Direction: Copy every record below word for word, leaving out the pictures.
———
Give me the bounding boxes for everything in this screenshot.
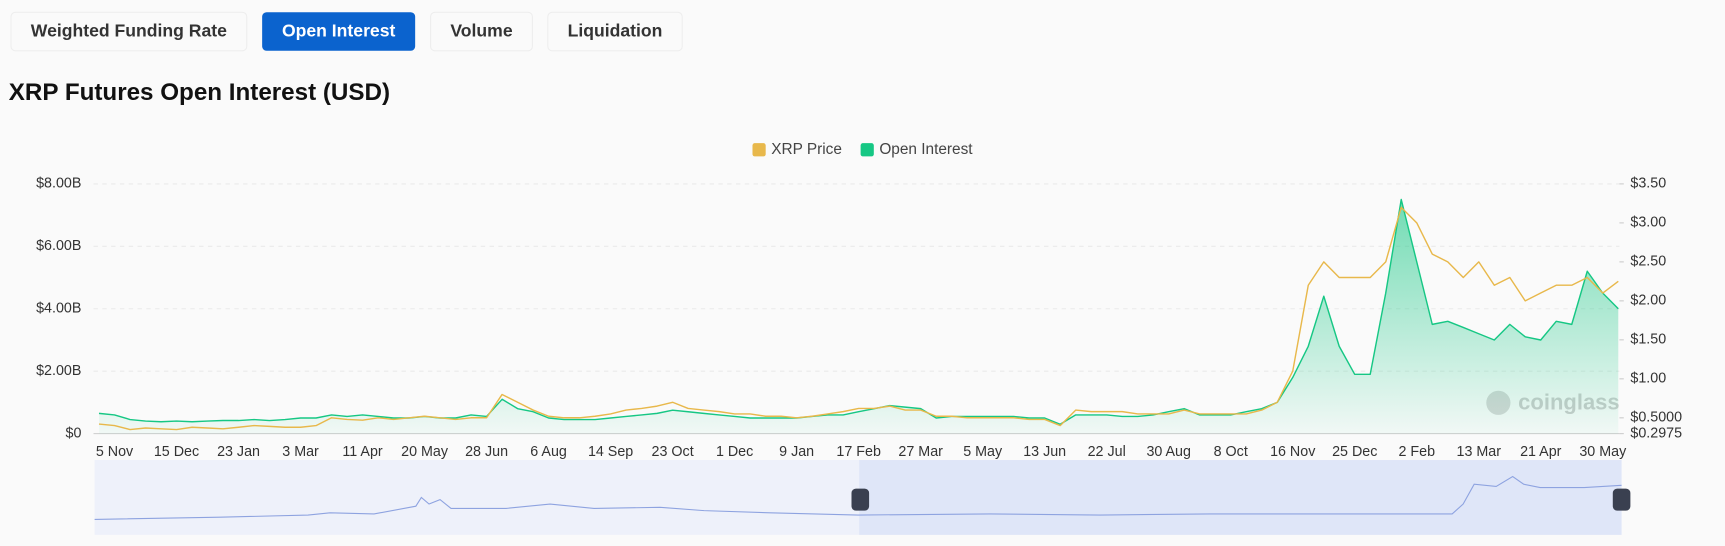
- x-tick-label: 5 May: [963, 444, 1003, 460]
- legend-swatch: [752, 143, 766, 157]
- tab-label[interactable]: Liquidation: [568, 21, 663, 41]
- x-tick-label: 5 Nov: [96, 444, 134, 460]
- legend-label: XRP Price: [771, 141, 842, 158]
- x-tick-label: 23 Jan: [217, 444, 260, 460]
- tab-bar: Weighted Funding Rate Open Interest Volume…: [10, 11, 683, 52]
- y-tick-label: $4.00B: [36, 301, 81, 317]
- y2-tick-label: $0.2975: [1630, 425, 1682, 441]
- tab[interactable]: [10, 11, 248, 52]
- legend-label: Open Interest: [879, 141, 973, 158]
- tab[interactable]: [547, 11, 683, 52]
- chart-title: XRP Futures Open Interest (USD): [9, 79, 390, 106]
- x-tick-label: 13 Jun: [1023, 444, 1066, 460]
- x-tick-label: 14 Sep: [588, 444, 633, 460]
- y2-tick-label: $3.50: [1630, 176, 1666, 192]
- tab-label[interactable]: Volume: [450, 21, 512, 41]
- x-tick-label: 23 Oct: [652, 444, 694, 460]
- tab[interactable]: [430, 11, 533, 52]
- x-tick-label: 30 May: [1579, 444, 1627, 460]
- x-tick-label: 13 Mar: [1457, 444, 1502, 460]
- y-tick-label: $8.00B: [36, 176, 81, 192]
- y2-tick-label: $3.00: [1630, 215, 1666, 231]
- x-tick-label: 16 Nov: [1270, 444, 1316, 460]
- x-tick-label: 1 Dec: [716, 444, 753, 460]
- x-tick-label: 30 Aug: [1146, 444, 1191, 460]
- x-tick-label: 20 May: [401, 444, 449, 460]
- x-tick-label: 28 Jun: [465, 444, 508, 460]
- y-tick-label: $0: [66, 425, 82, 441]
- tab-label[interactable]: Weighted Funding Rate: [31, 21, 227, 41]
- x-tick-label: 3 Mar: [282, 444, 319, 460]
- x-tick-label: 17 Feb: [836, 444, 881, 460]
- navigator-line: [94, 475, 1622, 520]
- series-area: [99, 199, 1619, 434]
- navigator-handle[interactable]: [1612, 488, 1631, 511]
- x-tick-label: 11 Apr: [342, 444, 383, 460]
- series-line: [98, 206, 1619, 431]
- x-tick-label: 2 Feb: [1398, 444, 1435, 460]
- x-tick-label: 25 Dec: [1332, 444, 1377, 460]
- navigator[interactable]: [94, 460, 1631, 535]
- y-tick-label: $6.00B: [36, 238, 81, 254]
- y2-tick-label: $1.50: [1630, 332, 1666, 348]
- x-tick-label: 27 Mar: [898, 444, 943, 460]
- x-tick-label: 21 Apr: [1520, 444, 1562, 460]
- x-tick-label: 22 Jul: [1088, 444, 1126, 460]
- x-tick-label: 8 Oct: [1214, 444, 1248, 460]
- y2-tick-label: $2.50: [1630, 254, 1666, 270]
- y2-tick-label: $0.5000: [1630, 410, 1682, 426]
- navigator-handle[interactable]: [851, 488, 870, 511]
- y2-tick-label: $2.00: [1630, 293, 1666, 309]
- y2-tick-label: $1.00: [1630, 371, 1666, 387]
- x-tick-label: 15 Dec: [154, 444, 199, 460]
- navigator-window[interactable]: [859, 460, 1622, 535]
- x-tick-label: 9 Jan: [779, 444, 814, 460]
- tab-label[interactable]: Open Interest: [282, 21, 396, 41]
- y-tick-label: $2.00B: [36, 363, 81, 379]
- tab[interactable]: [262, 12, 416, 51]
- legend-swatch: [860, 143, 874, 157]
- series-line: [98, 198, 1619, 425]
- x-tick-label: 6 Aug: [530, 444, 567, 460]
———
Solution to this exercise:
Give me the bounding boxes for everything in this screenshot.
- x-tick-label: 5 May: [963, 444, 1003, 460]
- legend-swatch: [752, 143, 766, 157]
- tab-label[interactable]: Liquidation: [568, 21, 663, 41]
- x-tick-label: 5 Nov: [96, 444, 134, 460]
- legend-label: XRP Price: [771, 141, 842, 158]
- x-tick-label: 23 Jan: [217, 444, 260, 460]
- tab-bar: Weighted Funding Rate Open Interest Volume…: [10, 11, 683, 52]
- y-tick-label: $4.00B: [36, 301, 81, 317]
- y2-tick-label: $0.2975: [1630, 425, 1682, 441]
- tab[interactable]: [10, 11, 248, 52]
- legend-label: Open Interest: [879, 141, 973, 158]
- tab[interactable]: [547, 11, 683, 52]
- chart-title: XRP Futures Open Interest (USD): [9, 79, 390, 106]
- x-tick-label: 13 Jun: [1023, 444, 1066, 460]
- x-tick-label: 14 Sep: [588, 444, 633, 460]
- y2-tick-label: $3.50: [1630, 176, 1666, 192]
- tab-label[interactable]: Volume: [450, 21, 512, 41]
- x-tick-label: 23 Oct: [652, 444, 694, 460]
- tab[interactable]: [430, 11, 533, 52]
- x-tick-label: 30 May: [1579, 444, 1627, 460]
- x-tick-label: 13 Mar: [1457, 444, 1502, 460]
- y-tick-label: $8.00B: [36, 176, 81, 192]
- y2-tick-label: $3.00: [1630, 215, 1666, 231]
- x-tick-label: 16 Nov: [1270, 444, 1316, 460]
- x-tick-label: 1 Dec: [716, 444, 753, 460]
- x-tick-label: 30 Aug: [1146, 444, 1191, 460]
- x-tick-label: 20 May: [401, 444, 449, 460]
- x-tick-label: 28 Jun: [465, 444, 508, 460]
- y-tick-label: $0: [66, 425, 82, 441]
- tab-label[interactable]: Weighted Funding Rate: [31, 21, 227, 41]
- x-tick-label: 3 Mar: [282, 444, 319, 460]
- x-tick-label: 17 Feb: [836, 444, 881, 460]
- navigator-line: [94, 475, 1622, 520]
- series-area: [99, 199, 1619, 434]
- navigator-handle[interactable]: [1612, 488, 1631, 511]
- x-tick-label: 11 Apr: [342, 444, 383, 460]
- series-line: [98, 206, 1619, 431]
- x-tick-label: 2 Feb: [1398, 444, 1435, 460]
- x-tick-label: 25 Dec: [1332, 444, 1377, 460]
- navigator[interactable]: [94, 460, 1631, 535]
- y-tick-label: $6.00B: [36, 238, 81, 254]
- y2-tick-label: $1.50: [1630, 332, 1666, 348]
- x-tick-label: 27 Mar: [898, 444, 943, 460]
- x-tick-label: 21 Apr: [1520, 444, 1562, 460]
- x-tick-label: 22 Jul: [1088, 444, 1126, 460]
- x-tick-label: 8 Oct: [1214, 444, 1248, 460]
- y2-tick-label: $2.50: [1630, 254, 1666, 270]
- y2-tick-label: $0.5000: [1630, 410, 1682, 426]
- navigator-handle[interactable]: [851, 488, 870, 511]
- y2-tick-label: $2.00: [1630, 293, 1666, 309]
- y2-tick-label: $1.00: [1630, 371, 1666, 387]
- x-tick-label: 15 Dec: [154, 444, 199, 460]
- navigator-window[interactable]: [859, 460, 1622, 535]
- x-tick-label: 9 Jan: [779, 444, 814, 460]
- tab-label[interactable]: Open Interest: [282, 21, 396, 41]
- y-tick-label: $2.00B: [36, 363, 81, 379]
- tab[interactable]: [262, 12, 416, 51]
- legend-swatch: [860, 143, 874, 157]
- series-line: [98, 198, 1619, 425]
- x-tick-label: 6 Aug: [530, 444, 567, 460]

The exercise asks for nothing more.